> [TASK INPUTS]:

>> start

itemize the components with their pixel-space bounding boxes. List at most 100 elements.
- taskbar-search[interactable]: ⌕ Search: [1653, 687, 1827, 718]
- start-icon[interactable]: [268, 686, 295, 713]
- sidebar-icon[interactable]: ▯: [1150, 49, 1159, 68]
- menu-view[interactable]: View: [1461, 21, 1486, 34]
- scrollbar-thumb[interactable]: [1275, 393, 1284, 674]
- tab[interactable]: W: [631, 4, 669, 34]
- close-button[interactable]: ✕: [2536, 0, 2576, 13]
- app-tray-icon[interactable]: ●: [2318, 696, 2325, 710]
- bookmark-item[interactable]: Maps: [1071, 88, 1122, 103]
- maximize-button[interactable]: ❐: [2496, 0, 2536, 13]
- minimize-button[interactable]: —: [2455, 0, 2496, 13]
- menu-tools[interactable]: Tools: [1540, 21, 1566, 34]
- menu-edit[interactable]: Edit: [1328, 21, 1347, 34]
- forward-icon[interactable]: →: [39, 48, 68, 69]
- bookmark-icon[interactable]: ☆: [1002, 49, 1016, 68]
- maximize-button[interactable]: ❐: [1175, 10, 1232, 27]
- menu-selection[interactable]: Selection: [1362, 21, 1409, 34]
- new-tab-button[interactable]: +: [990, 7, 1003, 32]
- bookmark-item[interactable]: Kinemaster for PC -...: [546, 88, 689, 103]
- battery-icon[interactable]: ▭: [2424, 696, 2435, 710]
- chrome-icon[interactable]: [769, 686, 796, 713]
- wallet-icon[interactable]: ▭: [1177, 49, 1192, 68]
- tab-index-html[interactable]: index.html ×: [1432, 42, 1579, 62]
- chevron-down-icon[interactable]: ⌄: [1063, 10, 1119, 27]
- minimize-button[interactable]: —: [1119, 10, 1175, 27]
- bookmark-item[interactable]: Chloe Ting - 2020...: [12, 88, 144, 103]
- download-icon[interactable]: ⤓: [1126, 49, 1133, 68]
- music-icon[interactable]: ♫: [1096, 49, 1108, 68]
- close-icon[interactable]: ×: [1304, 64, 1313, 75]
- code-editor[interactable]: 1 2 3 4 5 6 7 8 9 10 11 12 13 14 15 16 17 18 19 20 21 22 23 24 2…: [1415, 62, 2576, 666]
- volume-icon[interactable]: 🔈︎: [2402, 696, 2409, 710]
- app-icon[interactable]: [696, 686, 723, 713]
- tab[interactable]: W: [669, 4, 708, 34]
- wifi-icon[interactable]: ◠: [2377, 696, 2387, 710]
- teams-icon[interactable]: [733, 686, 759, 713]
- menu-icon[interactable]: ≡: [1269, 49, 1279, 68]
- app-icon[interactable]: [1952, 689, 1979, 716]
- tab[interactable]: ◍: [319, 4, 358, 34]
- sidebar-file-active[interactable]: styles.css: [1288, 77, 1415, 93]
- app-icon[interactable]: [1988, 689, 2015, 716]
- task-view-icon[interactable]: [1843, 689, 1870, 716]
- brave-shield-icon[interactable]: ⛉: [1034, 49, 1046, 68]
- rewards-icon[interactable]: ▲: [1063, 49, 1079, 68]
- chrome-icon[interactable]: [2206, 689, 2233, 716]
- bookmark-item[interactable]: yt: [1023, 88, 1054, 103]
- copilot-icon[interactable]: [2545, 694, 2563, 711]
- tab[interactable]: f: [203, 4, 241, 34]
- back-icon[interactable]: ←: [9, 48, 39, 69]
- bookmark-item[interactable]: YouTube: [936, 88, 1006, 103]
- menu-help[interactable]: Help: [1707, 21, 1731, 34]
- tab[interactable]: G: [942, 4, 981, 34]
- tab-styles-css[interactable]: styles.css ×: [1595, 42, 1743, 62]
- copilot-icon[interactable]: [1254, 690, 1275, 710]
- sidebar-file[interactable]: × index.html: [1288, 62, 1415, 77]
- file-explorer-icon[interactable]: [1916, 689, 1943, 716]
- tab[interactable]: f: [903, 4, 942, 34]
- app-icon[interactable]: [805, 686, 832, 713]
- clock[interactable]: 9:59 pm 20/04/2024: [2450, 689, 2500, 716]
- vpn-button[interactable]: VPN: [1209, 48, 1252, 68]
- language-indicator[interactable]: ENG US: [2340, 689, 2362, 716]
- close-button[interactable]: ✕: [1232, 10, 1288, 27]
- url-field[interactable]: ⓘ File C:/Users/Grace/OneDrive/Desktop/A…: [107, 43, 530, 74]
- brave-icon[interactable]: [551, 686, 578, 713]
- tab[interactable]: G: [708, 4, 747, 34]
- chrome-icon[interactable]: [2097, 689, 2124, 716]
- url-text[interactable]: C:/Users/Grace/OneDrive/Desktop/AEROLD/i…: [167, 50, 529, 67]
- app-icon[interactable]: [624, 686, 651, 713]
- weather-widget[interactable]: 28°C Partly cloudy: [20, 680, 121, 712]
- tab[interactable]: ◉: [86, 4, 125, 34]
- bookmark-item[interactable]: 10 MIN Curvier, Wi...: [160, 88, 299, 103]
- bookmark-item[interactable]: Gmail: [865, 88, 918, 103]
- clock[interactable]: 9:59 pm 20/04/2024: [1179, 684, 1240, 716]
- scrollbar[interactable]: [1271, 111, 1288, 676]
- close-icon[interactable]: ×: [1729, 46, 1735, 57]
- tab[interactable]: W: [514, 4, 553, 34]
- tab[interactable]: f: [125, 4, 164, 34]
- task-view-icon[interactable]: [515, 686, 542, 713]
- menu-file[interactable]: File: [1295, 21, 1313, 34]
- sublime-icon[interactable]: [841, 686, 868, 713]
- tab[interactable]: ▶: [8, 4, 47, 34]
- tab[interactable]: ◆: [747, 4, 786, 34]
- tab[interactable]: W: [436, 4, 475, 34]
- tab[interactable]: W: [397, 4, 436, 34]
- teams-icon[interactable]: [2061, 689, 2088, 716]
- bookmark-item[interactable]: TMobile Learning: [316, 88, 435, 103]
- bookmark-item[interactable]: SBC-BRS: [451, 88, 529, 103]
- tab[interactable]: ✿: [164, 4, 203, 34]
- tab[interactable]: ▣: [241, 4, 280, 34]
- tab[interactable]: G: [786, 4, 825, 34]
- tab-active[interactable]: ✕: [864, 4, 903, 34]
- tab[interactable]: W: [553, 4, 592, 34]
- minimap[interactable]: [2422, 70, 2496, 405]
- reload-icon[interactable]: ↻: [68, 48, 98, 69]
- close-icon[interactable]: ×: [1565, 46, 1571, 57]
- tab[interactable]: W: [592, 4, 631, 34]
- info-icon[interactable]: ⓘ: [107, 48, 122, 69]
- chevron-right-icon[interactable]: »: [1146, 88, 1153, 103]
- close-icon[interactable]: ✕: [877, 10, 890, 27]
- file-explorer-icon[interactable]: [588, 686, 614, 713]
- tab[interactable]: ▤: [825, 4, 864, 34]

>> end

> [TASK DIRECTIONS]: Report every line above that contains the string "scrollbar", copying each such line in full.

> [THE RESULT]:
- scrollbar-thumb[interactable]: [1275, 393, 1284, 674]
- scrollbar[interactable]: [1271, 111, 1288, 676]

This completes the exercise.